Stated exercise 1
How would you render this sentence from the GaN nanowall abstract in Spanish: "It was observed that the photoluminescence yield increased by more than five times in both cases at 200 °C."?

Excerpted text
[Start]
Varun Thakura,
Soumik Siddhantab,
C. Narayanaa and
S. M. Shivaprasad*a
aChemistry and Physics of Materials Unit, Jawaharlal Nehru Centre for Advanced Scientific Research, Jakkur P. O., Bangalore – 560064, India. E-mail: smsprasad@jncasr.ac.in; Fax: +91-80-22082947; Tel: +91-80-22082947
bDepartment of Mechanical Engineering, John Hopkins University, Baltimore, MD, USA
First published on 3rd December 2015
In the present experiment, two GaN nanowall network (NWN) samples with different porosity were grown on c-sapphire substrates using plasma assisted molecular beam epitaxy (PA-MBE). Ag nanoparticles were deposited on both the samples using a physical vapour deposition (PVD) system. Annealing the samples at different temperatures resulted in a change in Ag nanoparticle size due to diffusion and Ostwald ripening which had significant effect on the photoluminescence and SERS activity of GaN NWN. It was observed that the photoluminescence yield increased by more than five times in both cases at 200 °C. The SERS activity for thiophenol is higher in the as-deposited case for the sample with higher porosity, but after annealing to 200 °C the activity increased for the sample with lower porosity. It is also interesting to observe that the sample with higher porosity shows SERS signals even after being annealed to higher temperatures. Studies are also done for other analytes such as R6G and BSA. The results are discussed in terms of plasmonic effects of Ag nanoparticles on the excitonic emission from the GaN surface, which is also simulated using 2D-FDTD simulations.
For exploring exciton–plasmon interactions in metal–semiconductor hybrid systems, a broad range of semiconductors have been probed. Since Si is a semiconductor with an established technological application industry, it has attracted a lot of interest. There are reports of electroluminescence being obtained from silicon based devices11 which have been combined with metal nanostructures to exploit exciton–plasmon interactions. However, wide and direct band gap semiconductors are more commonly explored to be used in such structures. GaN is used for fabricating optoelectronic devices for high emission, such as light emitting diodes (LEDs) and laser diodes (LDs) since it is easy to alloy it with Al and In by band gap engineering to obtain devices emitting/absorbing across the solar spectrum and beyond.
[End]
Supplied data
[Start]
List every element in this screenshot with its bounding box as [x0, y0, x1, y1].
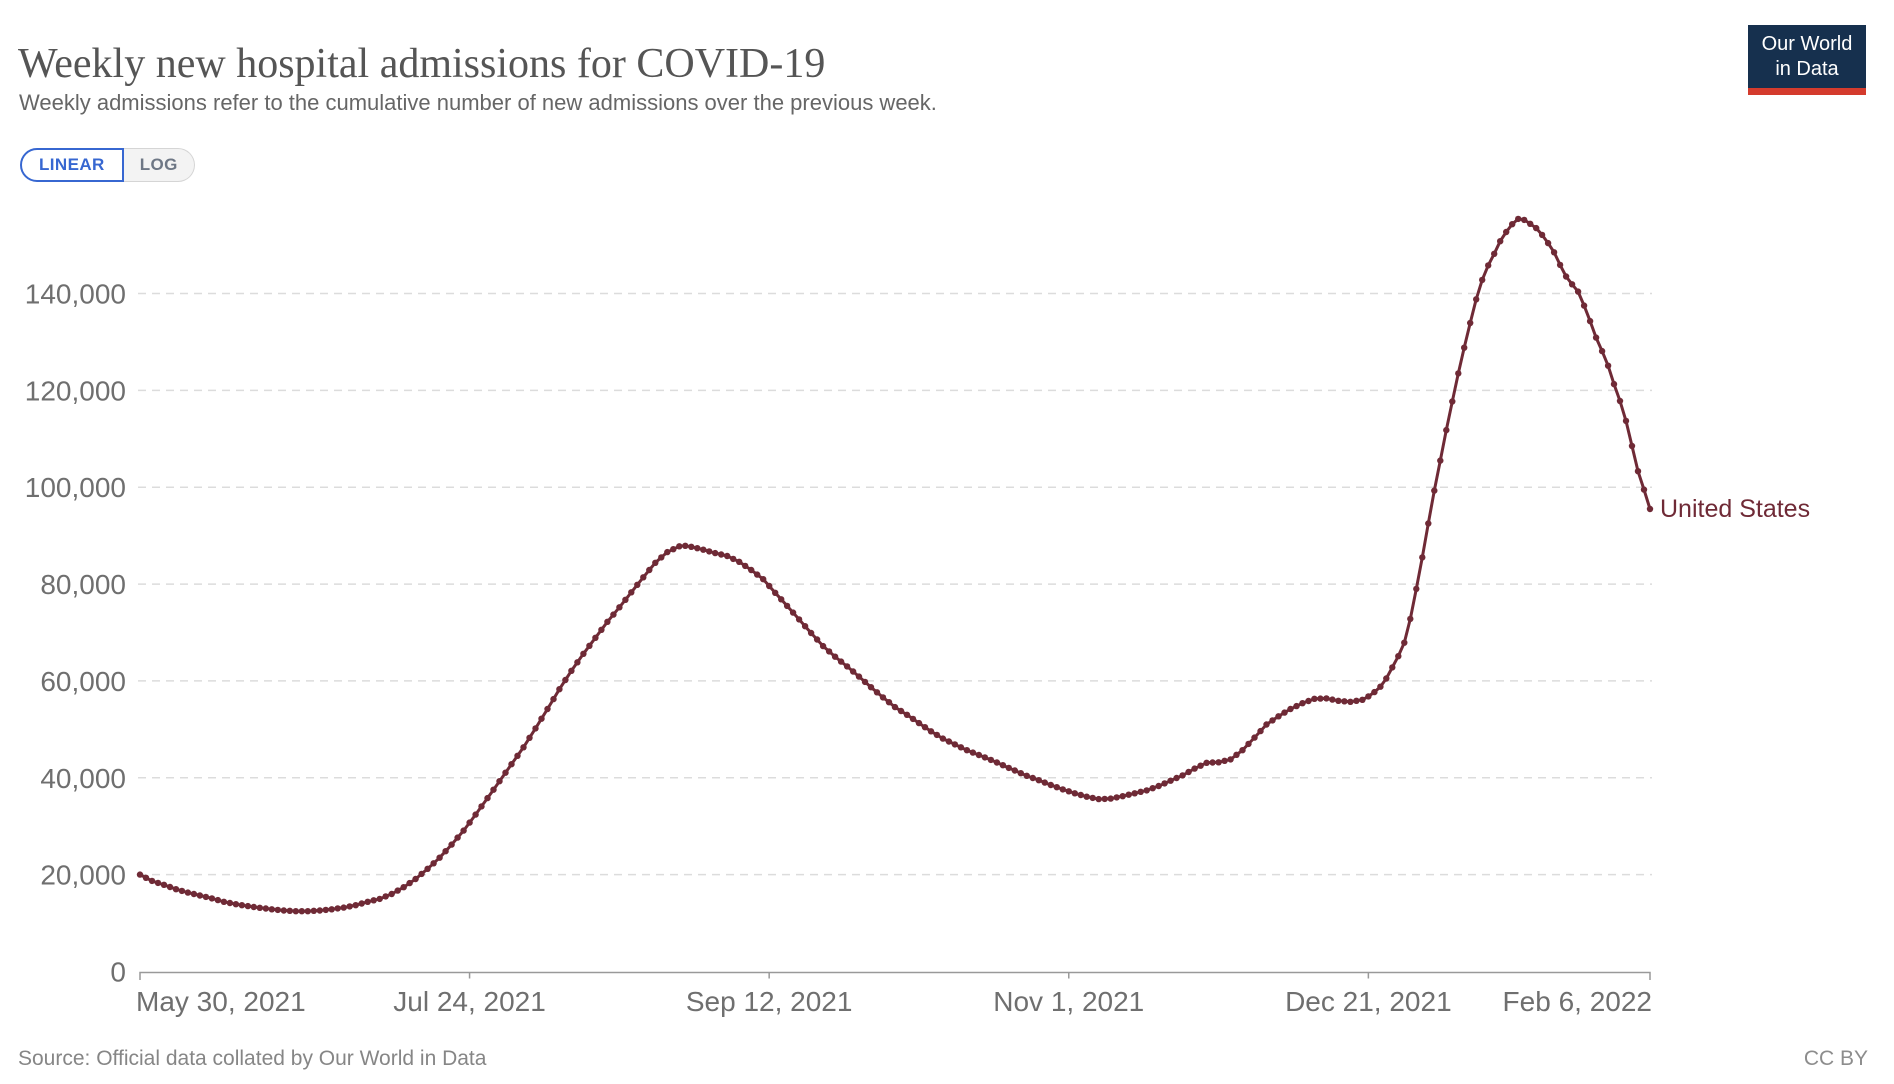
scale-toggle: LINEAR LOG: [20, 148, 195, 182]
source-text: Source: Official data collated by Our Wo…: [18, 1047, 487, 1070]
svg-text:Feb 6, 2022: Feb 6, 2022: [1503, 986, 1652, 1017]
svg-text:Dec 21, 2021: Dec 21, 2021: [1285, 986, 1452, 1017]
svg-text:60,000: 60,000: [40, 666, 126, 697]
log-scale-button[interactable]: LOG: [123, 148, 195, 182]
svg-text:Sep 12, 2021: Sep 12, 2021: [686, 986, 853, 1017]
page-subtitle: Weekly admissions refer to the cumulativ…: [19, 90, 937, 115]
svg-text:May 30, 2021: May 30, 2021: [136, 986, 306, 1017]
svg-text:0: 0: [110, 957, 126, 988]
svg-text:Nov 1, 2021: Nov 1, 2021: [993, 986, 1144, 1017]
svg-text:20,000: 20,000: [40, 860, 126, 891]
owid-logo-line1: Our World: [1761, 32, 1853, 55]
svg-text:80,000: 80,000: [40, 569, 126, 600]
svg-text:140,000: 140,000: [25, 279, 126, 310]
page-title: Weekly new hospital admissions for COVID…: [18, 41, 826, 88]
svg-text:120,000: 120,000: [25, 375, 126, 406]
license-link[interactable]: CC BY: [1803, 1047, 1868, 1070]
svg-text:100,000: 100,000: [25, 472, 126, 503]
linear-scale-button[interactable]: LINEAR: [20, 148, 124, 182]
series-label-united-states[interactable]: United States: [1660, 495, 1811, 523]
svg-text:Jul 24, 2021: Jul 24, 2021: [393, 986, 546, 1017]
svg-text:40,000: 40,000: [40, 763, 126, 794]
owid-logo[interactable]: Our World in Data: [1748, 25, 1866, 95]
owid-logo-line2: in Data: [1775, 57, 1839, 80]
[End]
Stated exercise 2
Could you reproduce the records above, every line of them, without the picture?

Final answer 1
Se observó que el rendimiento de fotoluminiscencia aumentó más de cinco veces en ambos casos a 200 °C.

Final answer 2
List every element in this screenshot with its bounding box as [x0, y0, x1, y1].
scale-toggle: LINEAR LOG: [20, 148, 195, 182]
source-text: Source: Official data collated by Our Wo…: [18, 1047, 487, 1070]
svg-text:Feb 6, 2022: Feb 6, 2022: [1503, 986, 1652, 1017]
svg-text:Dec 21, 2021: Dec 21, 2021: [1285, 986, 1452, 1017]
svg-text:60,000: 60,000: [40, 666, 126, 697]
log-scale-button[interactable]: LOG: [123, 148, 195, 182]
svg-text:Sep 12, 2021: Sep 12, 2021: [686, 986, 853, 1017]
page-subtitle: Weekly admissions refer to the cumulativ…: [19, 90, 937, 115]
svg-text:May 30, 2021: May 30, 2021: [136, 986, 306, 1017]
svg-text:0: 0: [110, 957, 126, 988]
svg-text:Nov 1, 2021: Nov 1, 2021: [993, 986, 1144, 1017]
svg-text:20,000: 20,000: [40, 860, 126, 891]
owid-logo-line1: Our World: [1761, 32, 1853, 55]
svg-text:80,000: 80,000: [40, 569, 126, 600]
svg-text:140,000: 140,000: [25, 279, 126, 310]
page-title: Weekly new hospital admissions for COVID…: [18, 41, 826, 88]
svg-text:120,000: 120,000: [25, 375, 126, 406]
license-link[interactable]: CC BY: [1803, 1047, 1868, 1070]
svg-text:100,000: 100,000: [25, 472, 126, 503]
linear-scale-button[interactable]: LINEAR: [20, 148, 124, 182]
series-label-united-states[interactable]: United States: [1660, 495, 1811, 523]
svg-text:Jul 24, 2021: Jul 24, 2021: [393, 986, 546, 1017]
svg-text:40,000: 40,000: [40, 763, 126, 794]
owid-logo[interactable]: Our World in Data: [1748, 25, 1866, 95]
owid-logo-line2: in Data: [1775, 57, 1839, 80]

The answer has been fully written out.